(Stored data)
= = =

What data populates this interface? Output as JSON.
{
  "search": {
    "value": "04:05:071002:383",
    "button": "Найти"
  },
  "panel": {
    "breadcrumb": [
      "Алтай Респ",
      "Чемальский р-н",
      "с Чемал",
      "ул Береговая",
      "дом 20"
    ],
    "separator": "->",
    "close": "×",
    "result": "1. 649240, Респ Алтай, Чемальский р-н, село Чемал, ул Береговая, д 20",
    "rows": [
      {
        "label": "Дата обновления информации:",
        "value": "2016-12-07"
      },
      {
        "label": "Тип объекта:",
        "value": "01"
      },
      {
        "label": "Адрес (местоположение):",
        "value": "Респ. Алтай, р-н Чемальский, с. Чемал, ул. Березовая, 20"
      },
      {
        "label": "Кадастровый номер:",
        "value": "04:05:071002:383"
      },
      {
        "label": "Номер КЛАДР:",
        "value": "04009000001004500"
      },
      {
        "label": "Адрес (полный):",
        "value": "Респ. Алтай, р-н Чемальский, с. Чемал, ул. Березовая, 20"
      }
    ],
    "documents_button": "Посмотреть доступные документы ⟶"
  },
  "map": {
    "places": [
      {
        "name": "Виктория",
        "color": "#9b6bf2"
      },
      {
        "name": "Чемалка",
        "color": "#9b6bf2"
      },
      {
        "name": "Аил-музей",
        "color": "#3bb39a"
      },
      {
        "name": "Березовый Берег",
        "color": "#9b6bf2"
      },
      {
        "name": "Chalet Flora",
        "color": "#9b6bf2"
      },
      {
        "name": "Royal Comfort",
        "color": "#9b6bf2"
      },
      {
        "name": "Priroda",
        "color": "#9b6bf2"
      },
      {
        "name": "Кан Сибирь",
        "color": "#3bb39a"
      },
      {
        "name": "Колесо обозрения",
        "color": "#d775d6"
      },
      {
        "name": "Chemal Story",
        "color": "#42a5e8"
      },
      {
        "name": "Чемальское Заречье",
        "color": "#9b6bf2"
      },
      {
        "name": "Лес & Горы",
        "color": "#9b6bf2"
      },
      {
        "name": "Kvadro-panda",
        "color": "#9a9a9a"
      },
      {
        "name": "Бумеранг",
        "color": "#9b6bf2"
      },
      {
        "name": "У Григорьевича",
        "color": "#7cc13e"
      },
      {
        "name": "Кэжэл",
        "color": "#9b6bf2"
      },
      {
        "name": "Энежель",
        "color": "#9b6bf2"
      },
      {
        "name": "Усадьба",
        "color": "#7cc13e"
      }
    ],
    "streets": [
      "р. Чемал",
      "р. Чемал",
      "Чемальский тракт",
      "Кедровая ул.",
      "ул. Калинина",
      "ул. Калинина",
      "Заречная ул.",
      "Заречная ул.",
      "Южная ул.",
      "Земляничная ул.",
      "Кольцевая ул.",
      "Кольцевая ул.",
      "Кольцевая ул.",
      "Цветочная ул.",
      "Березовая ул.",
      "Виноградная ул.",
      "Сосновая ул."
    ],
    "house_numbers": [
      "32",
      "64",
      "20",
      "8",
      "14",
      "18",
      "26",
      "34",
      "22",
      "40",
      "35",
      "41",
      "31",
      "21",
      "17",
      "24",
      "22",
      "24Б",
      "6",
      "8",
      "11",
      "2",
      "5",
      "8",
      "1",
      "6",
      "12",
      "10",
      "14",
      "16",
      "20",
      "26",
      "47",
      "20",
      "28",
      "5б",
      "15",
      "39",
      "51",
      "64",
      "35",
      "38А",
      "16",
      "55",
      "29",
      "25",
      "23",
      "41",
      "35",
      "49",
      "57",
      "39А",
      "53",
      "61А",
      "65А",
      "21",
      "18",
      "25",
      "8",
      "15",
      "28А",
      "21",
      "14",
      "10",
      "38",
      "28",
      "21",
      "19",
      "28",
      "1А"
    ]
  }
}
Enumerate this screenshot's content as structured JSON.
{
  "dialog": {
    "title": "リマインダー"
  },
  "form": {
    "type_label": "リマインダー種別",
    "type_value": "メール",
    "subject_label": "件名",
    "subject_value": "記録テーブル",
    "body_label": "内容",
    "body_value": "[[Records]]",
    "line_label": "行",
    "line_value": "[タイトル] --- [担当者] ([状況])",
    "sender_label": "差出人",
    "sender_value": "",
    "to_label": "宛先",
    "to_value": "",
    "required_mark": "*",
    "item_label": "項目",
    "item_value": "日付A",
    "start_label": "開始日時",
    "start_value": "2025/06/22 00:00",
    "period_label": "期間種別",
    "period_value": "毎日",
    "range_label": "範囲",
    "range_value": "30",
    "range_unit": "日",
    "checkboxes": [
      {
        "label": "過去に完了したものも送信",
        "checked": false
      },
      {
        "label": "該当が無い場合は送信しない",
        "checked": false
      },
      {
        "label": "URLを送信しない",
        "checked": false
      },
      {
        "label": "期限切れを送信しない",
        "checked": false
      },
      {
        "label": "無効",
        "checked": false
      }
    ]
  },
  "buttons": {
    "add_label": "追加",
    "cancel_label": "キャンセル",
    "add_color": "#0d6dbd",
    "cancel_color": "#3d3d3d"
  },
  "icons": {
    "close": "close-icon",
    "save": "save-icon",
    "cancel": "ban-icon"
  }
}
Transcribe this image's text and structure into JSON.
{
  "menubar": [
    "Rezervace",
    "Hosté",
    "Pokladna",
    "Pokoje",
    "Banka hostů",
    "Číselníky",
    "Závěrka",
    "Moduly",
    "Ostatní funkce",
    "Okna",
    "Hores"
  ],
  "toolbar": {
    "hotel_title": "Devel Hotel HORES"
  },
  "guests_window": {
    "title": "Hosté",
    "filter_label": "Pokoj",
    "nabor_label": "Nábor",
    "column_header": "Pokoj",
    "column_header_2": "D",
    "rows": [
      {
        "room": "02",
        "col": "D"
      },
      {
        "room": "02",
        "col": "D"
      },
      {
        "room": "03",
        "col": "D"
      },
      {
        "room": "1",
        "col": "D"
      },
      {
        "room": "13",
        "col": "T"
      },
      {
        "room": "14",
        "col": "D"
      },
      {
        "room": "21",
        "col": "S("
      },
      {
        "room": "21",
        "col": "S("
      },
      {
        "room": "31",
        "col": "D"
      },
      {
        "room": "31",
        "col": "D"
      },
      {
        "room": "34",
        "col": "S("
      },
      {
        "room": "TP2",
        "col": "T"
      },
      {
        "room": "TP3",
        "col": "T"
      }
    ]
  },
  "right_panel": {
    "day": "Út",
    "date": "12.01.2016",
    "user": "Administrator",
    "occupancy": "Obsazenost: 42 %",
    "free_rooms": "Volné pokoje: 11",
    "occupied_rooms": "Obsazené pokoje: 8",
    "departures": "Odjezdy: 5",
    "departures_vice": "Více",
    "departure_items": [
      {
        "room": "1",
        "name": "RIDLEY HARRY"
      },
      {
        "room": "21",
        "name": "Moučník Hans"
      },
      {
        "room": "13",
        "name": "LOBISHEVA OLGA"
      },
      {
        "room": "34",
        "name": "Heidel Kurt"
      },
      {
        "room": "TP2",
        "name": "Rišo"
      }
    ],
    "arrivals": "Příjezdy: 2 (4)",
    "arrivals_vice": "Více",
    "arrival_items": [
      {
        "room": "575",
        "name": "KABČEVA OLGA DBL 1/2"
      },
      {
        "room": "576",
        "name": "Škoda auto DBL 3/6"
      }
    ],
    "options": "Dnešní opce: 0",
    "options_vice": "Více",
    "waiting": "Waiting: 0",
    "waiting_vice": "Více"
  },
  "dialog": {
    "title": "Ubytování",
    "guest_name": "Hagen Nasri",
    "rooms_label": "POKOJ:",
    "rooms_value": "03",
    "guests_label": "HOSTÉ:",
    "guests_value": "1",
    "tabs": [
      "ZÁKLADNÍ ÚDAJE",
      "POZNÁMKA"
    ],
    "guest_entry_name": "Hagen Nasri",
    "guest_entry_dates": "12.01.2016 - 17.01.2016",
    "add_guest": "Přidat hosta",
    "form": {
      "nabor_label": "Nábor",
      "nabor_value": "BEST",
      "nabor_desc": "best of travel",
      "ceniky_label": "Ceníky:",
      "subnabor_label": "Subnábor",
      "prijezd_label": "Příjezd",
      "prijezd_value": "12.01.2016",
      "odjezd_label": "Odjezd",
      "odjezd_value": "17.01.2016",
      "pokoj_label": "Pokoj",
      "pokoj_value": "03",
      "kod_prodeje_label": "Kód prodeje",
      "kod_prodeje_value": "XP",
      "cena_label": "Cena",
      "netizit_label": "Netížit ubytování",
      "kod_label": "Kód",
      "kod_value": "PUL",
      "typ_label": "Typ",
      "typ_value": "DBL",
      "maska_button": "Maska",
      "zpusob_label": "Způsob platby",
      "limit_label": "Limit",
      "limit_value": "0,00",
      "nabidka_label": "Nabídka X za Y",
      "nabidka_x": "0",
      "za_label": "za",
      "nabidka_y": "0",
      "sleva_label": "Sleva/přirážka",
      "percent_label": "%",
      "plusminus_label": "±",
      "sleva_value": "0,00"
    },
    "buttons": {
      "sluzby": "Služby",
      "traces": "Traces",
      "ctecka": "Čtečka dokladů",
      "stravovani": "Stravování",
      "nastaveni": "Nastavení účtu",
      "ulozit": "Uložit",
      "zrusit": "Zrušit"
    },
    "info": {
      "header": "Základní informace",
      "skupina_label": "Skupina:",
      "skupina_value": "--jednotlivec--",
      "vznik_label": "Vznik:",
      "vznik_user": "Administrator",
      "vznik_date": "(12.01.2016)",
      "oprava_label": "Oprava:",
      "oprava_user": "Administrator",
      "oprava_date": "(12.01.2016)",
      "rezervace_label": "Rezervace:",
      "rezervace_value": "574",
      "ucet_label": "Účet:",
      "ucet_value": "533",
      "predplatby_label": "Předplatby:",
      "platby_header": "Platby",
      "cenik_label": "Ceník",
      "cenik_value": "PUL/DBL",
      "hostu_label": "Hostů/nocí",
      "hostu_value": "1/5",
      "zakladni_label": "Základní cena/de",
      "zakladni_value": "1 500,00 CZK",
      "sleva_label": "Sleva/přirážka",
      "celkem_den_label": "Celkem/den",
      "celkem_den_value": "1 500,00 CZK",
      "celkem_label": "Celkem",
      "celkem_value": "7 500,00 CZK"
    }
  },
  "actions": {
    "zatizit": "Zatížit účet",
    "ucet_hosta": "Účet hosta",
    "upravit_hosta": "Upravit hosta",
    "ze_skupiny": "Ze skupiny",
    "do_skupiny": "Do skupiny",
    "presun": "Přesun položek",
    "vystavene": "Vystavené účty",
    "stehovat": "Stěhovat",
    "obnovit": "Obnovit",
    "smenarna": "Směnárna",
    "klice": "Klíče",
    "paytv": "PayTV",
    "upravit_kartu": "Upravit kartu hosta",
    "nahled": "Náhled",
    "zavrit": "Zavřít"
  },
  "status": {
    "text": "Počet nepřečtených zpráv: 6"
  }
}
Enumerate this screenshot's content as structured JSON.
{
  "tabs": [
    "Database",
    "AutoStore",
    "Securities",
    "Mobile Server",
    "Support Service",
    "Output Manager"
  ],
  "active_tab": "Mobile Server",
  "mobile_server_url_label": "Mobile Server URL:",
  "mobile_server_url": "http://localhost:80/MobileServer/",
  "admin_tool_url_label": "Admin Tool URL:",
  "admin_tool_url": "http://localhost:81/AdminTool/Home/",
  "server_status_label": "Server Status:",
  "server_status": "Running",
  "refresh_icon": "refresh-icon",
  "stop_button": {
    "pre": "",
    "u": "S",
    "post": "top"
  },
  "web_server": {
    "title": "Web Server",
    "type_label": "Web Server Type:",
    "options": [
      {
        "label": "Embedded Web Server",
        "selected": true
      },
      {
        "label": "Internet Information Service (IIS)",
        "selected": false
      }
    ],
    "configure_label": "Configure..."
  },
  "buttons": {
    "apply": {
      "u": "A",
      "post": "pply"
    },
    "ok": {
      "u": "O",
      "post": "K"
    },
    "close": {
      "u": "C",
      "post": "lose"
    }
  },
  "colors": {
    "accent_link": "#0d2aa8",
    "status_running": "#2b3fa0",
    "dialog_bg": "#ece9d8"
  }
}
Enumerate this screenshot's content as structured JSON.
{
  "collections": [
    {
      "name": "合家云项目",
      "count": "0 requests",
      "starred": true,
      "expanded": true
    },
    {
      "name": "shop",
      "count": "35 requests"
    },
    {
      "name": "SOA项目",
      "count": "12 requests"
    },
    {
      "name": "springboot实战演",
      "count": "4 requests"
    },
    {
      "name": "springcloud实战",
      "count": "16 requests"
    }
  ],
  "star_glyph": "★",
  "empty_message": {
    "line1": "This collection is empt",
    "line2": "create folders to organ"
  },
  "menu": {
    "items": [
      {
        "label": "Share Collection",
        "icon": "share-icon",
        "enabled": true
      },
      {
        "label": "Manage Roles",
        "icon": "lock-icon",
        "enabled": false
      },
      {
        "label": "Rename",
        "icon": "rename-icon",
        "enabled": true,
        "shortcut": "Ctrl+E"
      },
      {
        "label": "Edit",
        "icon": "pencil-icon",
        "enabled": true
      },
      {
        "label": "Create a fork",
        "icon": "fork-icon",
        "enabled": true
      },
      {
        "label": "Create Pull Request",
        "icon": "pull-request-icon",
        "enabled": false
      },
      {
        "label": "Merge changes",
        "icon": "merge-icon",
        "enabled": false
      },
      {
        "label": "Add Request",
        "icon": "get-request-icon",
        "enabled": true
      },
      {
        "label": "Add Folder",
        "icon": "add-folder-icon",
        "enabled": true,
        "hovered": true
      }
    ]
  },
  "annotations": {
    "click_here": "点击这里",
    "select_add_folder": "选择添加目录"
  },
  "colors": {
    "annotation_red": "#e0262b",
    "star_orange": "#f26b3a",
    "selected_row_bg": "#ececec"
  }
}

= = =

Aim of the exercise:
Show the lines where the word "Upravit" appears in the entries.

Finished task:
    "upravit_hosta": "Upravit hosta",
    "upravit_kartu": "Upravit kartu hosta",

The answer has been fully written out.